Task to carry out
How many lines in the listing below include the word "document"? Answer with the number and nothing else.

··· Material for this exercise ···

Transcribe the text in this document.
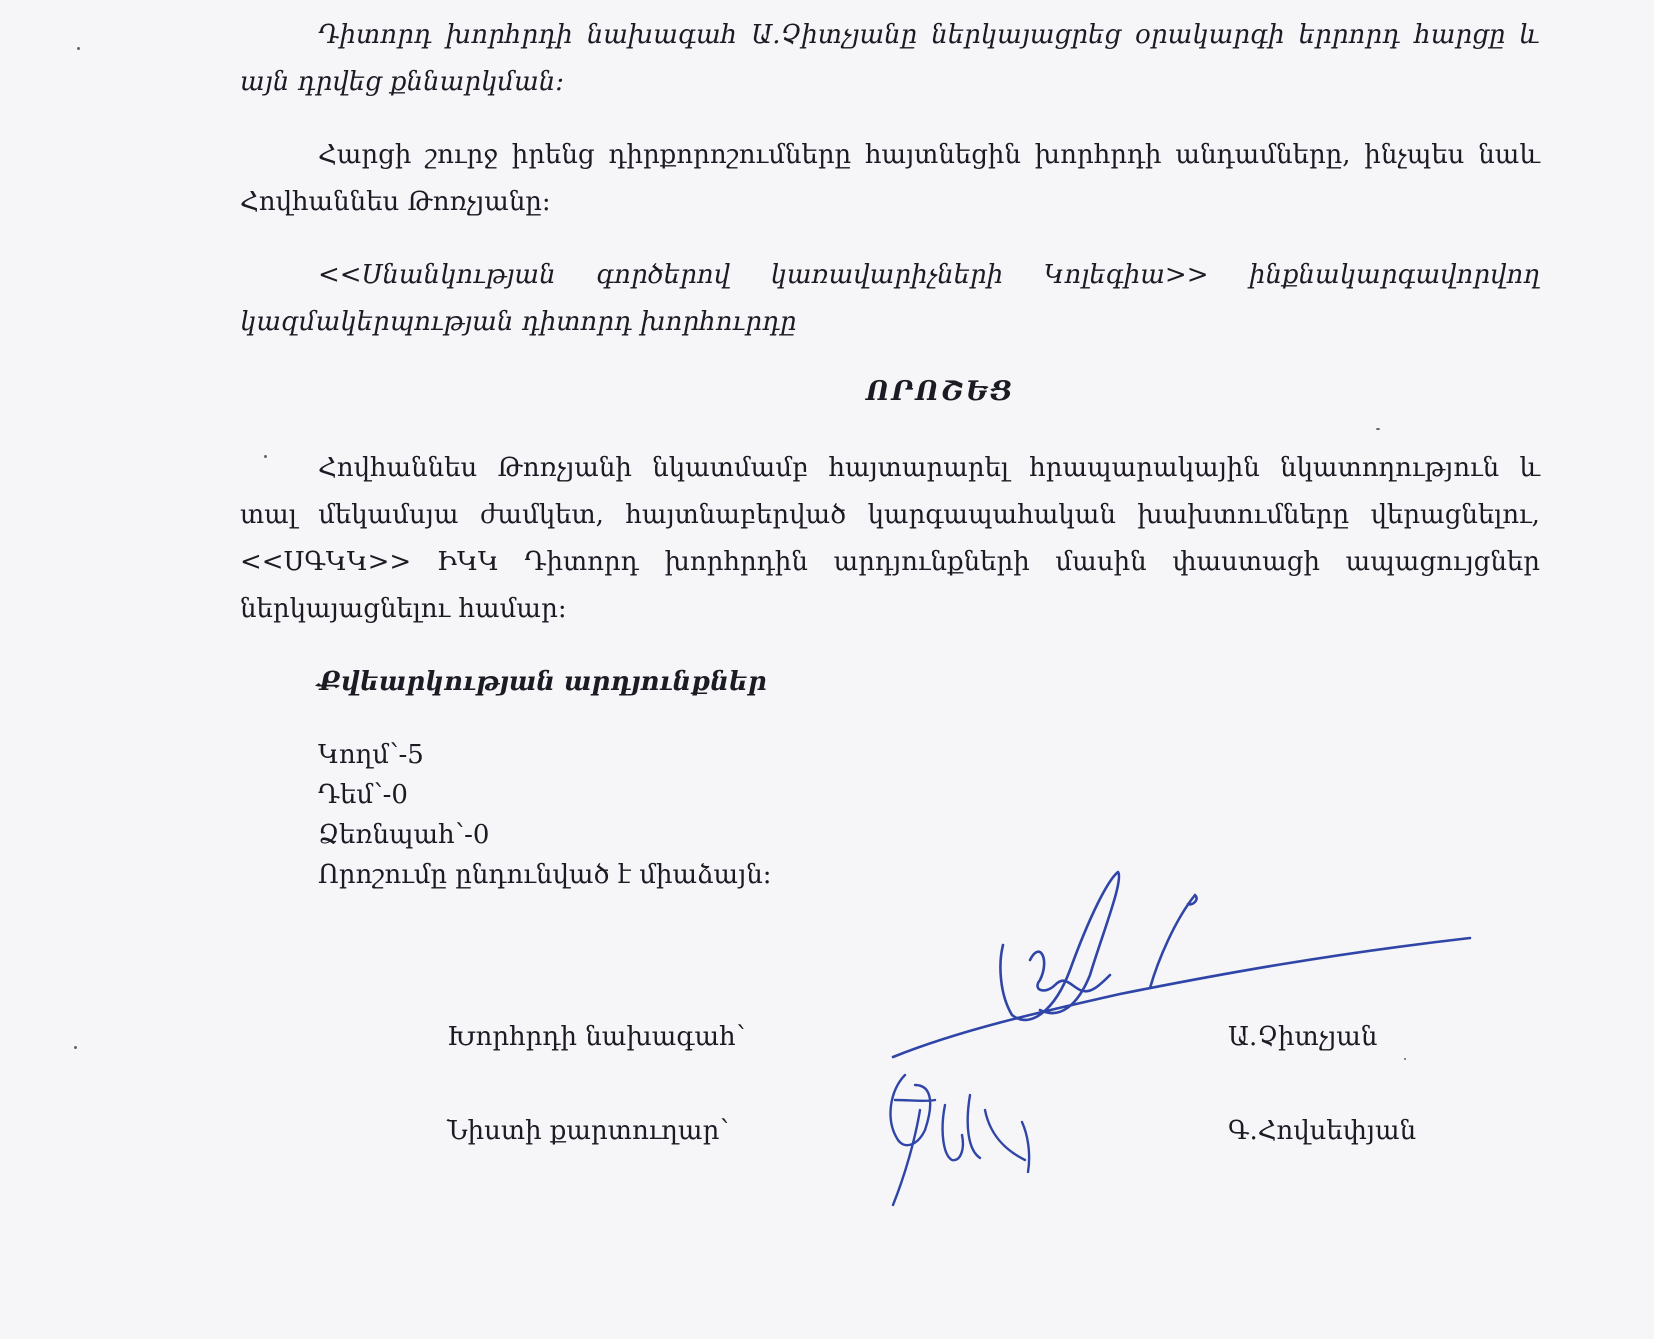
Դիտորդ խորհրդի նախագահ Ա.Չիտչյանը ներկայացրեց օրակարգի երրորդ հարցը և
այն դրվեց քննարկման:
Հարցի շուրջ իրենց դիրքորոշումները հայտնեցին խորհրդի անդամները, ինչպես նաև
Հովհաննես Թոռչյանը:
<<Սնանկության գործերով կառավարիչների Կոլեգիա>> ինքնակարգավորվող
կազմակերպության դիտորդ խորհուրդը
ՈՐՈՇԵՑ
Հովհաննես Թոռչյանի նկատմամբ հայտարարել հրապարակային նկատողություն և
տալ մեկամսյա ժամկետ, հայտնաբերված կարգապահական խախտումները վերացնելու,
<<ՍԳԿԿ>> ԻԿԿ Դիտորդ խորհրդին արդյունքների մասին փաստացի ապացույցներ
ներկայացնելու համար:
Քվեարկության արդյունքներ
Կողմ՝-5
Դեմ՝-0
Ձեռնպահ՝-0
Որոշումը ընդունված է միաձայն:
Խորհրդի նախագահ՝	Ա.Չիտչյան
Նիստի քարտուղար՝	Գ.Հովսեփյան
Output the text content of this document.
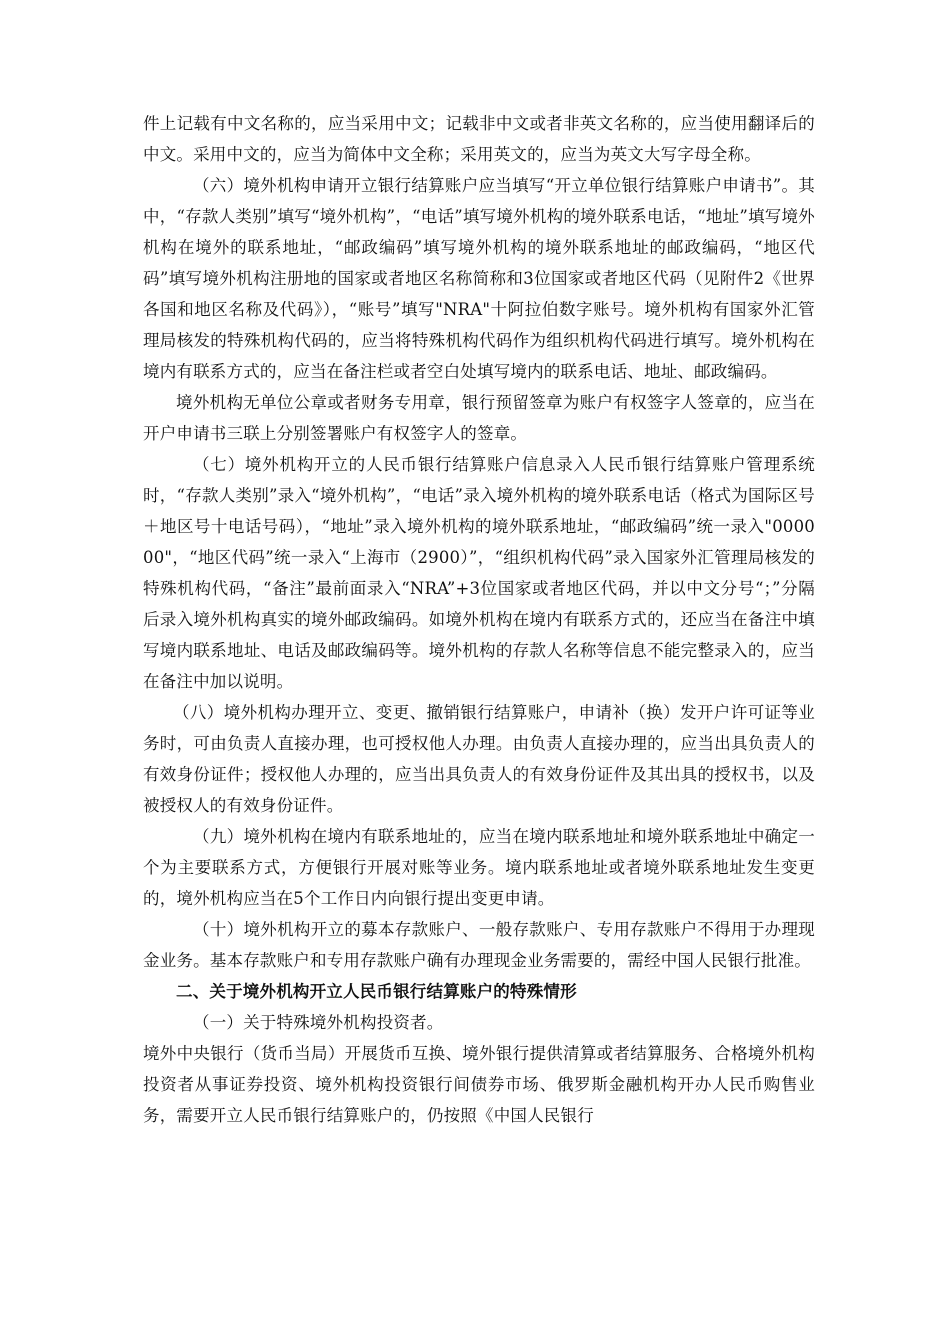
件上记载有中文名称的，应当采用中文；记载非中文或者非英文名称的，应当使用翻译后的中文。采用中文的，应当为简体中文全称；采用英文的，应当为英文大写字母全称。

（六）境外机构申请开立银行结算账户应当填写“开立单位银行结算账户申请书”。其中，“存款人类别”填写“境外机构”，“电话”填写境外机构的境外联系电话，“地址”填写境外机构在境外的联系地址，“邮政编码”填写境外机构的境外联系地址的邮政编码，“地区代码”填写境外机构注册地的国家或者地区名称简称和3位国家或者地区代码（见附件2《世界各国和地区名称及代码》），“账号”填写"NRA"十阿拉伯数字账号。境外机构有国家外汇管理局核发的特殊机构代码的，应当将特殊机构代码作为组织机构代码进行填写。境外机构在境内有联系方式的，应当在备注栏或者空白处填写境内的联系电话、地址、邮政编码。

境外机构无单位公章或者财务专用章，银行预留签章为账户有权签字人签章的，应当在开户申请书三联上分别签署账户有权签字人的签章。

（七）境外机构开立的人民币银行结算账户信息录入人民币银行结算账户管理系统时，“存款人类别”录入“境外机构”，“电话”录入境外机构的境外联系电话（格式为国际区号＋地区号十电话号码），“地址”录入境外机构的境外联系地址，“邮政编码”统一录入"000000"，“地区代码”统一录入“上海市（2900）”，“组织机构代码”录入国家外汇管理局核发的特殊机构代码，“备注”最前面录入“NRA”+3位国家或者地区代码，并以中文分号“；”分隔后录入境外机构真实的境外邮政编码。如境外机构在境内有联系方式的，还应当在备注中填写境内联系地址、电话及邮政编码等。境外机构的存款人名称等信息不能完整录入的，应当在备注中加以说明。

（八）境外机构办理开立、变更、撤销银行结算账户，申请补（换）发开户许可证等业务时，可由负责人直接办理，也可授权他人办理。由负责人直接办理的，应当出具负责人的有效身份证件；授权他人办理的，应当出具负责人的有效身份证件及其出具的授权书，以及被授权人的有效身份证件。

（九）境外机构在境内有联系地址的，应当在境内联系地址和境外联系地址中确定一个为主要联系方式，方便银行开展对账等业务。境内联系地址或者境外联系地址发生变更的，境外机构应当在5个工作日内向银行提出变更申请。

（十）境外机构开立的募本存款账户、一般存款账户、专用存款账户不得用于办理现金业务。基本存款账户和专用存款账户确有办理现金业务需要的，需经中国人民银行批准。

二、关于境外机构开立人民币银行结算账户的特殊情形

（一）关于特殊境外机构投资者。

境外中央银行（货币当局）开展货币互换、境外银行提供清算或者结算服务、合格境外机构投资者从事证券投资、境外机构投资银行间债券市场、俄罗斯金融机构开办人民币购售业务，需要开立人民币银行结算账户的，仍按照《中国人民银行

···

Response
2